Description of the task:
Where the string "text" occurs in the material below, report the whole line.
[Begin Supplied information]
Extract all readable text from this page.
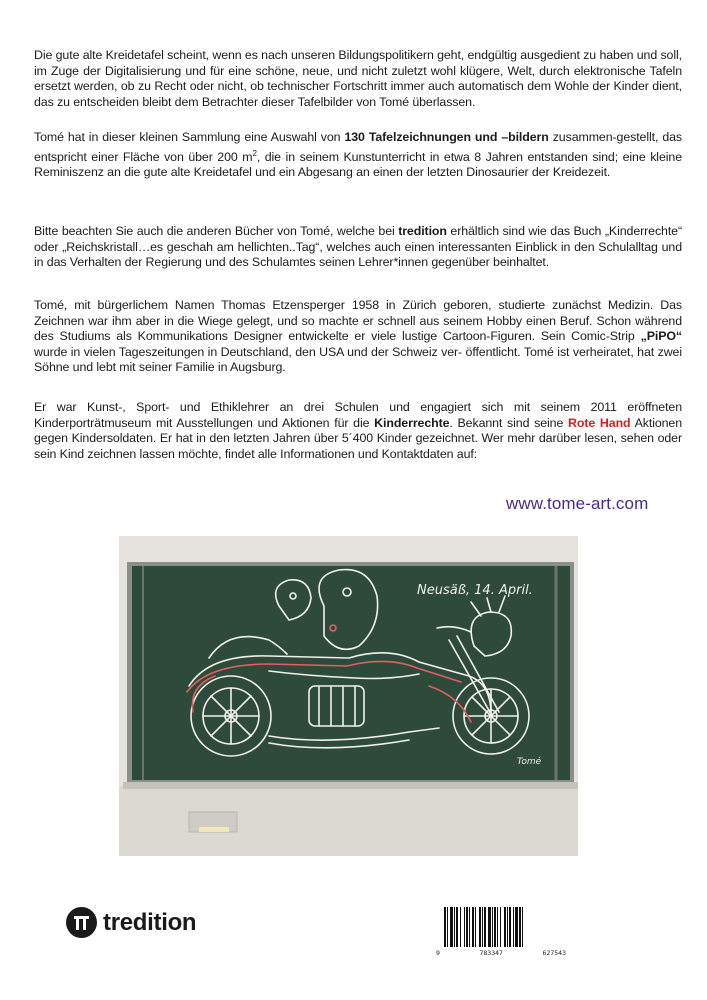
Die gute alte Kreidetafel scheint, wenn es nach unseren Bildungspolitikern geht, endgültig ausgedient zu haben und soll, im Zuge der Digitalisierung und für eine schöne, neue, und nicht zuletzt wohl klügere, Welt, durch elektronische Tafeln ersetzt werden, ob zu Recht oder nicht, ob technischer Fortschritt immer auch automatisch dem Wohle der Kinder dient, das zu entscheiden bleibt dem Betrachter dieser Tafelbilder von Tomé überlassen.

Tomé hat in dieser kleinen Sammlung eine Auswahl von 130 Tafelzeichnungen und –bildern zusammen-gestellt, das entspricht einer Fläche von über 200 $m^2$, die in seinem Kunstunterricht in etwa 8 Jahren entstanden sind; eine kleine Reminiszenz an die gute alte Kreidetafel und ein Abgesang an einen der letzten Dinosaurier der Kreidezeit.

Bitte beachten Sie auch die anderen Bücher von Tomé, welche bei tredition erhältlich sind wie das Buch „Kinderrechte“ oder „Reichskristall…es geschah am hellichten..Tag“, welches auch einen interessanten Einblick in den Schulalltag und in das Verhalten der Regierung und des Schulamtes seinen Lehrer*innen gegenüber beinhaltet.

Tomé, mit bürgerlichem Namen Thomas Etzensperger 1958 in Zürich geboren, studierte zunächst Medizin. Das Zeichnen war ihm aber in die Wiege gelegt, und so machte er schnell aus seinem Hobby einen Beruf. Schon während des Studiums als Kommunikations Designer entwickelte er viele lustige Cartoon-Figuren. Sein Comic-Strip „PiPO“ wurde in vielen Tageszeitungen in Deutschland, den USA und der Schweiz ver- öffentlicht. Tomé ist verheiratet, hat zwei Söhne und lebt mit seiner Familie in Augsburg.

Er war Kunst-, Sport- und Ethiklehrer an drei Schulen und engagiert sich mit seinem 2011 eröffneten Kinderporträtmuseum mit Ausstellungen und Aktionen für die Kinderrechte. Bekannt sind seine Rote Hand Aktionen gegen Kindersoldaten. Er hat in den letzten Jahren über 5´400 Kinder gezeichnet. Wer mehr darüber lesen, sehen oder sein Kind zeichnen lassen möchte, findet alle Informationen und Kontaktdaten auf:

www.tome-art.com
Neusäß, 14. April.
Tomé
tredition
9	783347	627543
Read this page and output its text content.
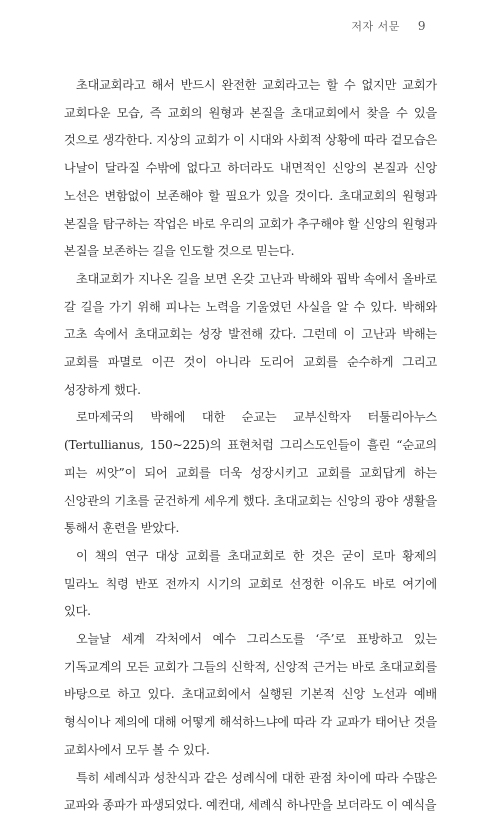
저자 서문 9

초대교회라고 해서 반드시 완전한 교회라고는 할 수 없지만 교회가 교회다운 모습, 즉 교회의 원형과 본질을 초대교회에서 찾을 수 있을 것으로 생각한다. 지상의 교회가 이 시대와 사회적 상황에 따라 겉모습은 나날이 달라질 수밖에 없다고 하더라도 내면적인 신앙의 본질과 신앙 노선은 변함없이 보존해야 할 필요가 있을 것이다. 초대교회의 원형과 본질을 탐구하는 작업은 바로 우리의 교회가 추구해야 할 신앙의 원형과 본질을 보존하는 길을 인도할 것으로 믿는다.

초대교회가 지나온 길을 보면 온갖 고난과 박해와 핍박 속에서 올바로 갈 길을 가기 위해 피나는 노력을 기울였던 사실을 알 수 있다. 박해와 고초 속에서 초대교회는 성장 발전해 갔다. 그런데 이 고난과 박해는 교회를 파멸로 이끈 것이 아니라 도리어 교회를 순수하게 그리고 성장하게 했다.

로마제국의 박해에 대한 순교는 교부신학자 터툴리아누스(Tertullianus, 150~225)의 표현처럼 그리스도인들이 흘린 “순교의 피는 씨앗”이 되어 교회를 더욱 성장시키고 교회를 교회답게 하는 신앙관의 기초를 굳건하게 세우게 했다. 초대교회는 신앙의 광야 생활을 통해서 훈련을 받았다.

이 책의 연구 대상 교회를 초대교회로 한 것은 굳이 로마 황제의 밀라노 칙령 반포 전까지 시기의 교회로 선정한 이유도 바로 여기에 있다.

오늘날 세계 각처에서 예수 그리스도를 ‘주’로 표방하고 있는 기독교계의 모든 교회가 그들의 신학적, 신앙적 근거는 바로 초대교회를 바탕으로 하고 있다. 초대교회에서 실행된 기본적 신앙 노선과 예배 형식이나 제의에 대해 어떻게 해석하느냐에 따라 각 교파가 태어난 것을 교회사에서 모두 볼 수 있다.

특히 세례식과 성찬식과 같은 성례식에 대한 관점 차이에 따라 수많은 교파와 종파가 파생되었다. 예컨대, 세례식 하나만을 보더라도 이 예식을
[End Supplied information]
[Begin Supplied information]
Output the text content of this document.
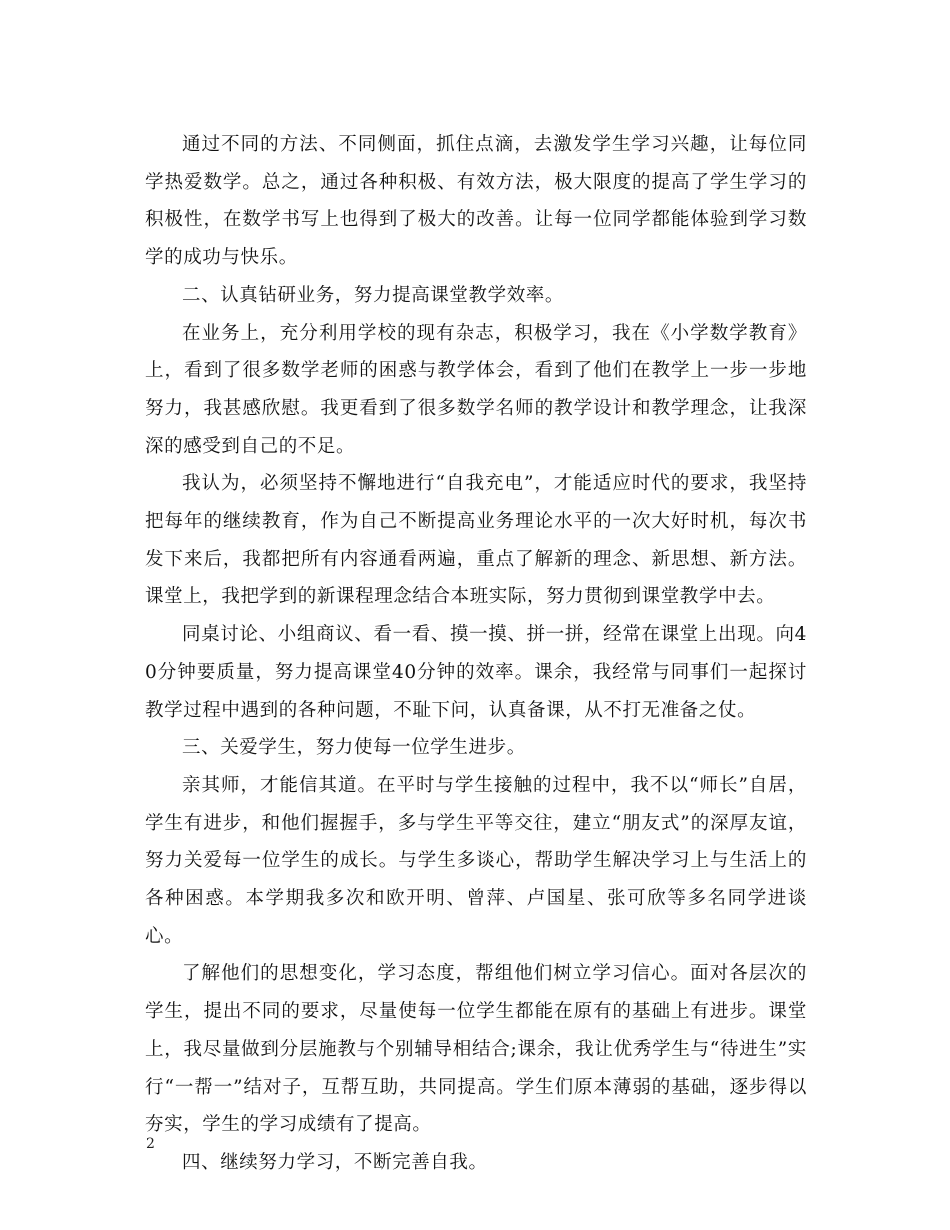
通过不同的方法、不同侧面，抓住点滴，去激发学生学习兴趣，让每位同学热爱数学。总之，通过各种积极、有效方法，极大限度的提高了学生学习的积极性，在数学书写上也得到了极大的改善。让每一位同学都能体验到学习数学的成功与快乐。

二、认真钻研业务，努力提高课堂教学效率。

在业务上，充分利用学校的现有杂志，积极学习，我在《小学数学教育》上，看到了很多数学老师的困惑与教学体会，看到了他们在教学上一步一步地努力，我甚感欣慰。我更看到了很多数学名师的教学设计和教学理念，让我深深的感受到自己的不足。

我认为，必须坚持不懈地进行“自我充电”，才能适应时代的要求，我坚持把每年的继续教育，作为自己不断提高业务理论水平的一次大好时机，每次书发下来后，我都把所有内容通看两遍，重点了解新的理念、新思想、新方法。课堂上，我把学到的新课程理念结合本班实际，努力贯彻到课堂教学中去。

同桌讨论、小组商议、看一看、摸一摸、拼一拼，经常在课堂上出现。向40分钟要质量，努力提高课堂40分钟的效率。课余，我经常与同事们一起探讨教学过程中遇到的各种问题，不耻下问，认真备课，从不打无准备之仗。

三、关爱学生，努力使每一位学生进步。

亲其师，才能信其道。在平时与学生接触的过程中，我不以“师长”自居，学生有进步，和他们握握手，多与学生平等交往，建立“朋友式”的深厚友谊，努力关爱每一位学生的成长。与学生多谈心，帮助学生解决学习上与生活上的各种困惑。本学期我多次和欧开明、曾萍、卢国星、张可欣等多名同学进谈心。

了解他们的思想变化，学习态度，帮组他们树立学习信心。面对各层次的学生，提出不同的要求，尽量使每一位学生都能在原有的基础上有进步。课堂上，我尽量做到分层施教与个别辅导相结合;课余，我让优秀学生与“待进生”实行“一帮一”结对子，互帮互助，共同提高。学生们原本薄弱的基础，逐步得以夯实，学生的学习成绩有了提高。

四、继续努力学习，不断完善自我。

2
[End Supplied information]
[Begin Supplied information]
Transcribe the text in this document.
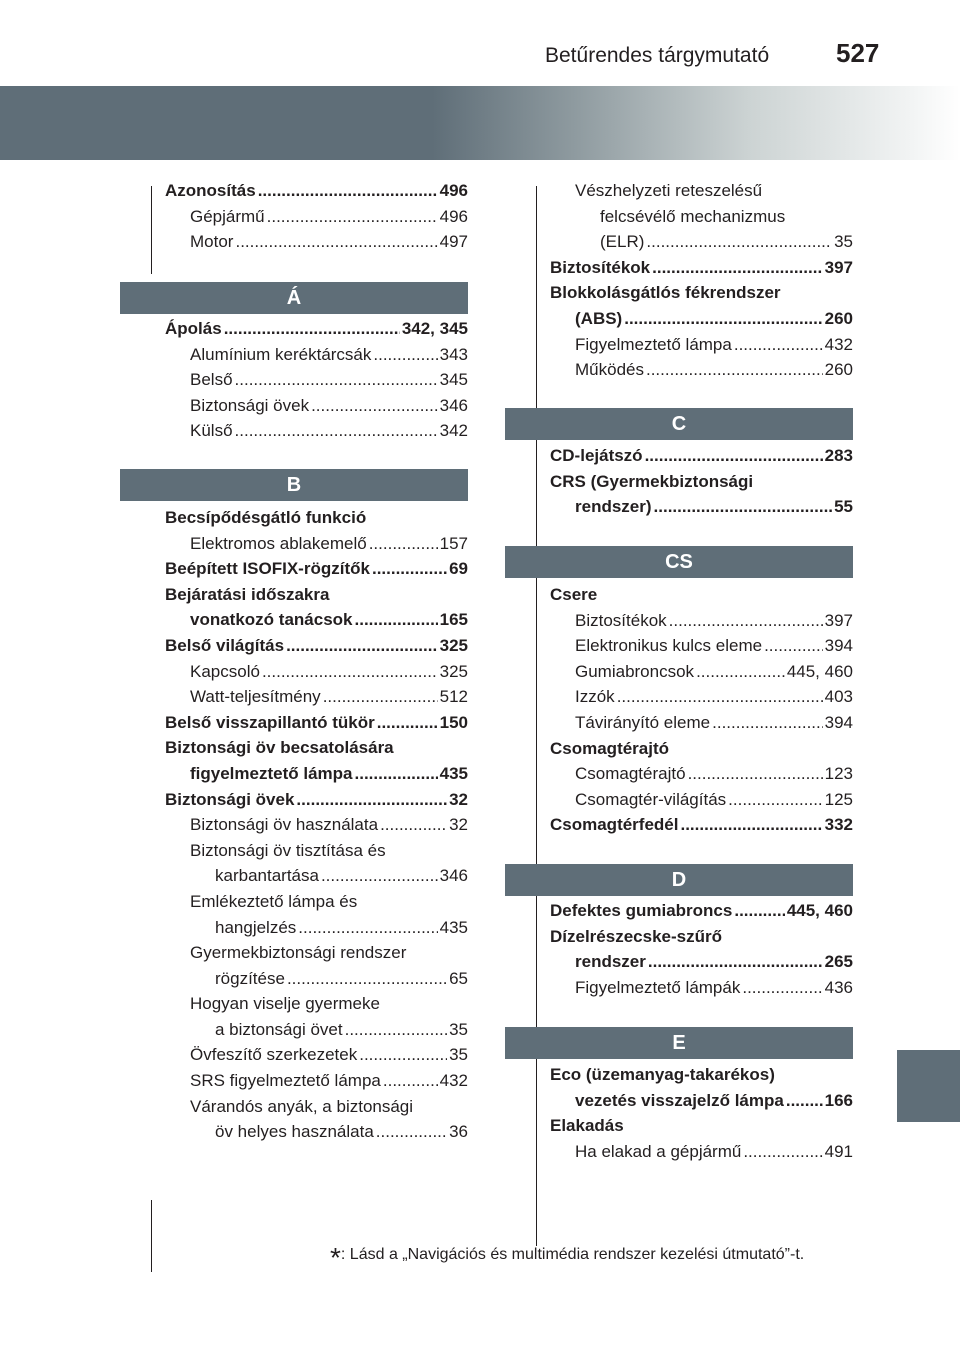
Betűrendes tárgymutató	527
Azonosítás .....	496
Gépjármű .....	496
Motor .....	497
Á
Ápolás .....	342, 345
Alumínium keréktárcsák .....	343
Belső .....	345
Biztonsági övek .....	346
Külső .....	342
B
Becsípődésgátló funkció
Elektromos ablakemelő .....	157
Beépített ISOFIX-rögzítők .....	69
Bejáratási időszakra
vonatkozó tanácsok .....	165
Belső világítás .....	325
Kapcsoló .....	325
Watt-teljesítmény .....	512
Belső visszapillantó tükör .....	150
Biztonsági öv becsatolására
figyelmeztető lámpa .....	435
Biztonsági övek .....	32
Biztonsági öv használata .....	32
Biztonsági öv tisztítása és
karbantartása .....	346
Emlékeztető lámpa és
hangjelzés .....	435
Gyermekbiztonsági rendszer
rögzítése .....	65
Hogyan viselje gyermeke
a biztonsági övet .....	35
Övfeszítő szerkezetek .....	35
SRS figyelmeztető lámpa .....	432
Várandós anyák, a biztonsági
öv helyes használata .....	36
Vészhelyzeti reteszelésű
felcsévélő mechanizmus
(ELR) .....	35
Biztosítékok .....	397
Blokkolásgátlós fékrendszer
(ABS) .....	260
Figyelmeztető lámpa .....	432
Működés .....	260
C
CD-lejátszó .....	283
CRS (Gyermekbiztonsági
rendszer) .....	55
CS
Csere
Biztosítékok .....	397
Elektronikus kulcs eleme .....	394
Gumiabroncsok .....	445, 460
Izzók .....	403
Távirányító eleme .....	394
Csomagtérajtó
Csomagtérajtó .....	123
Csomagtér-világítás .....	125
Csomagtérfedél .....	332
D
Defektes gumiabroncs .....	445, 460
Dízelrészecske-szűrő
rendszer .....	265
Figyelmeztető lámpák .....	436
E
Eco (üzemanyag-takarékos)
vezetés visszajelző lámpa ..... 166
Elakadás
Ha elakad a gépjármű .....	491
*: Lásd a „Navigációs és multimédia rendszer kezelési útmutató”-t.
[End Supplied information]
Complete answer:
Extract all readable text from this page.
Read this page and output its text content.
Output the text content of this document.
Transcribe the text in this document.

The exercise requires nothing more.